→ **Task prompt**:
Copy each of the following rows word for word.

→ **Exercise data**:
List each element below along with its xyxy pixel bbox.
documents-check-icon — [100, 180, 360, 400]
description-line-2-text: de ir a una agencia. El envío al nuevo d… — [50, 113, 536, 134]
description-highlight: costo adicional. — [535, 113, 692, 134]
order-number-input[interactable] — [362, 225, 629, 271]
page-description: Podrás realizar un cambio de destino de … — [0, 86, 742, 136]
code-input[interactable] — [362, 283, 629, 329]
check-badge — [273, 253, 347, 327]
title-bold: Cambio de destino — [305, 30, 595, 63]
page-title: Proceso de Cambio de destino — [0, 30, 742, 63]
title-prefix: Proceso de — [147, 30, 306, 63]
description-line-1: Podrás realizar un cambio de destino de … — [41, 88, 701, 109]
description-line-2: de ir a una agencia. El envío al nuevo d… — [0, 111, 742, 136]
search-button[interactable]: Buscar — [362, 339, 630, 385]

→ **Solution for this exercise**:
List each element below along with its xyxy pixel bbox.
documents-check-icon — [100, 180, 360, 400]
description-line-2-text: de ir a una agencia. El envío al nuevo d… — [50, 113, 536, 134]
description-highlight: costo adicional. — [535, 113, 692, 134]
order-number-input[interactable] — [362, 225, 629, 271]
page-description: Podrás realizar un cambio de destino de … — [0, 86, 742, 136]
code-input[interactable] — [362, 283, 629, 329]
check-badge — [273, 253, 347, 327]
title-bold: Cambio de destino — [305, 30, 595, 63]
page-title: Proceso de Cambio de destino — [0, 30, 742, 63]
title-prefix: Proceso de — [147, 30, 306, 63]
description-line-1: Podrás realizar un cambio de destino de … — [41, 88, 701, 109]
description-line-2: de ir a una agencia. El envío al nuevo d… — [0, 111, 742, 136]
search-button[interactable]: Buscar — [362, 339, 630, 385]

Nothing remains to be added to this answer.